Your objective: Count the lines in the listing below that contain the string "출납창구", treating case as significant, and give only the number.

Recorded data
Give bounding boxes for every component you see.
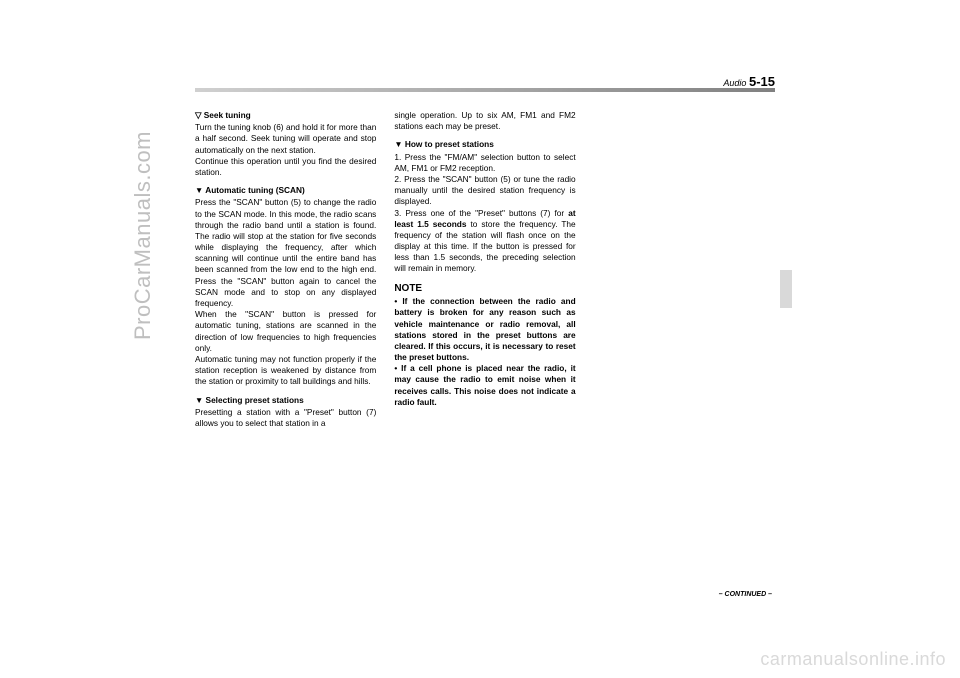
column-2: single operation. Up to six AM, FM1 and … [394,110,575,436]
continued-label: – CONTINUED – [719,591,772,598]
section-label: Audio [723,78,746,88]
paragraph: single operation. Up to six AM, FM1 and … [394,110,575,132]
text: Continue this operation until you find t… [195,156,376,177]
heading-how-to-preset: How to preset stations [394,139,575,150]
heading-seek-tuning: Seek tuning [195,110,376,121]
page-header: Audio 5-15 [723,74,775,89]
text: When the "SCAN" button is pressed for au… [195,309,376,353]
note-heading: NOTE [394,282,575,296]
text: 3. Press one of the "Preset" buttons (7)… [394,208,568,218]
heading-auto-tuning: Automatic tuning (SCAN) [195,185,376,196]
paragraph: 1. Press the "FM/AM" selection button to… [394,152,575,174]
column-3 [594,110,775,436]
note-paragraph: • If a cell phone is placed near the rad… [394,363,575,408]
paragraph: Presetting a station with a "Preset" but… [195,407,376,429]
page-number: 5-15 [749,74,775,89]
note-paragraph: • If the connection between the radio an… [394,296,575,363]
text: Automatic tuning may not function proper… [195,354,376,386]
text: Press the "SCAN" button (5) to change th… [195,197,376,308]
paragraph: 3. Press one of the "Preset" buttons (7)… [394,208,575,275]
paragraph: Turn the tuning knob (6) and hold it for… [195,122,376,178]
paragraph: Press the "SCAN" button (5) to change th… [195,197,376,387]
text-columns: Seek tuning Turn the tuning knob (6) and… [195,90,775,436]
heading-preset-select: Selecting preset stations [195,395,376,406]
paragraph: 2. Press the "SCAN" button (5) or tune t… [394,174,575,208]
page-body: Seek tuning Turn the tuning knob (6) and… [195,90,775,590]
column-1: Seek tuning Turn the tuning knob (6) and… [195,110,376,436]
text: Turn the tuning knob (6) and hold it for… [195,122,376,154]
watermark-bottom: carmanualsonline.info [760,649,946,670]
watermark-side: ProCarManuals.com [130,131,156,340]
thumb-tab [780,270,792,308]
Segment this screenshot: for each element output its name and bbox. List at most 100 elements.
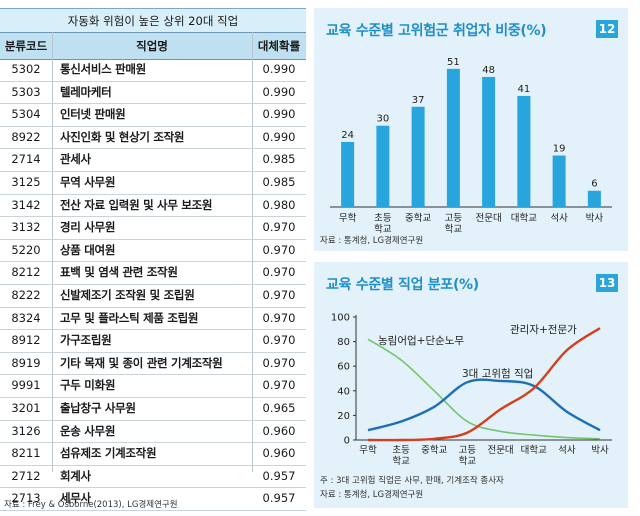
column-header-code: 분류코드 [4,39,48,53]
cell-occupation: 표백 및 염색 관련 조작원 [60,265,178,280]
data-label: 37 [412,95,425,106]
data-label: 41 [518,84,531,95]
cell-probability: 0.970 [262,265,296,280]
bar [341,141,355,207]
y-tick-label: 100 [331,313,350,324]
series-label: 관리자+전문가 [510,324,577,336]
data-label: 51 [447,57,460,68]
bar [446,68,460,207]
x-tick-label: 전문대 [476,213,502,224]
cell-code: 8324 [11,310,41,325]
figure-number-badge: 13 [596,274,618,292]
cell-occupation: 출납창구 사무원 [60,400,136,415]
x-tick-label: 고등 학교 [459,445,477,467]
cell-code: 8222 [11,287,41,302]
cell-probability: 0.970 [262,242,296,257]
cell-probability: 0.990 [262,84,296,99]
table-header-row: 분류코드 직업명 대체확률 [0,32,306,60]
cell-probability: 0.970 [262,378,296,393]
series-line [367,378,601,432]
x-tick-label: 초등 학교 [374,213,392,235]
cell-code: 5303 [11,84,41,99]
cell-occupation: 섬유제조 기계조작원 [60,446,157,461]
bar [411,106,425,207]
table-row: 8222 신발제조기 조작원 및 조립원 0.970 [0,285,306,308]
x-tick-label: 고등 학교 [445,213,463,235]
data-label: 30 [377,114,390,125]
cell-probability: 0.985 [262,174,296,189]
table-row: 8922 사진인화 및 현상기 조작원 0.990 [0,127,306,150]
table-row: 2714 관세사 0.985 [0,149,306,172]
column-divider [52,32,53,472]
cell-occupation: 운송 사무원 [60,423,116,438]
x-tick-label: 중학교 [421,445,447,456]
figure-number-badge: 12 [596,20,618,38]
cell-occupation: 통신서비스 판매원 [60,62,146,76]
cell-occupation: 고무 및 플라스틱 제품 조립원 [60,310,199,325]
cell-code: 5304 [11,107,41,122]
cell-occupation: 기타 목재 및 종이 관련 기계조작원 [60,355,223,370]
x-tick-label: 대학교 [511,213,537,224]
table-row: 3201 출납창구 사무원 0.965 [0,398,306,421]
cell-occupation: 가구조립원 [60,333,112,348]
table-row: 8211 섬유제조 기계조작원 0.960 [0,443,306,466]
cell-probability: 0.960 [262,446,296,461]
cell-occupation: 회계사 [60,468,91,483]
cell-code: 5220 [11,242,41,257]
x-tick-label: 무학 [359,445,377,456]
cell-code: 8212 [11,265,41,280]
chart-note: 주 : 3대 고위험 직업은 사무, 판매, 기계조작 종사자 [320,476,504,486]
chart-title: 교육 수준별 직업 분포(%) [326,277,479,293]
line-chart: 0 20 40 60 80 100 무학 초등 학교 중학교 고등 학교 전문대 대학교 석사 박사 농림어업+… [331,313,612,467]
cell-code: 3132 [11,220,41,235]
cell-probability: 0.985 [262,152,296,167]
chart-source: 자료 : 통계청, LG경제연구원 [320,236,424,246]
cell-code: 3201 [11,400,41,415]
x-tick-label: 중학교 [405,213,431,224]
table-row: 8919 기타 목재 및 종이 관련 기계조작원 0.970 [0,353,306,376]
table-row: 3132 경리 사무원 0.970 [0,217,306,240]
cell-probability: 0.970 [262,220,296,235]
table-row: 2713 세무사 0.957 [0,488,306,511]
cell-code: 2713 [11,491,41,506]
bar [587,190,601,207]
cell-code: 8912 [11,333,41,348]
data-label: 19 [553,144,566,155]
cell-occupation: 관세사 [60,152,91,167]
data-label: 48 [482,65,495,76]
bar [376,125,390,207]
cell-code: 8922 [11,129,41,144]
data-label: 24 [341,130,354,141]
cell-occupation: 무역 사무원 [60,174,116,189]
cell-code: 2714 [11,152,41,167]
y-tick-label: 40 [337,386,350,397]
x-tick-label: 박사 [586,213,604,224]
table-row: 5302 통신서비스 판매원 0.990 [0,59,306,82]
cell-code: 2712 [11,468,41,483]
chart-title: 교육 수준별 고위험군 취업자 비중(%) [326,23,547,39]
cell-probability: 0.980 [262,197,296,212]
series-label: 농림어업+단순노무 [378,334,464,347]
cell-code: 9991 [11,378,41,393]
cell-occupation: 경리 사무원 [60,220,116,235]
cell-occupation: 텔레마케터 [60,84,112,99]
table-body: 5302 통신서비스 판매원 0.990 5303 텔레마케터 0.990 5304 인터넷 … [0,59,306,511]
table-row: 8912 가구조립원 0.970 [0,330,306,353]
table-row: 8324 고무 및 플라스틱 제품 조립원 0.970 [0,308,306,331]
bar [552,155,566,207]
cell-occupation: 세무사 [60,491,91,506]
cell-probability: 0.957 [262,491,296,506]
table-row: 2712 회계사 0.957 [0,466,306,489]
series-label: 3대 고위험 직업 [462,367,533,380]
cell-probability: 0.990 [262,107,296,122]
line-chart-panel: 교육 수준별 직업 분포(%) 13 0 20 40 60 80 100 무학 초등 학교 중학교… [314,262,628,508]
cell-occupation: 상품 대여원 [60,242,116,257]
table-source: 자료 : Frey & Osborne(2013), LG경제연구원 [4,500,178,510]
cell-probability: 0.970 [262,310,296,325]
series-line [367,338,601,440]
x-tick-label: 무학 [339,213,357,224]
y-tick-label: 60 [337,362,350,373]
bar-chart-panel: 교육 수준별 고위험군 취업자 비중(%) 12 24 무학 30 초등 학교 37 중학교… [314,8,628,251]
x-tick-label: 박사 [591,445,609,456]
cell-code: 8211 [11,446,41,461]
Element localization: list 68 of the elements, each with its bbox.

Task answer: 2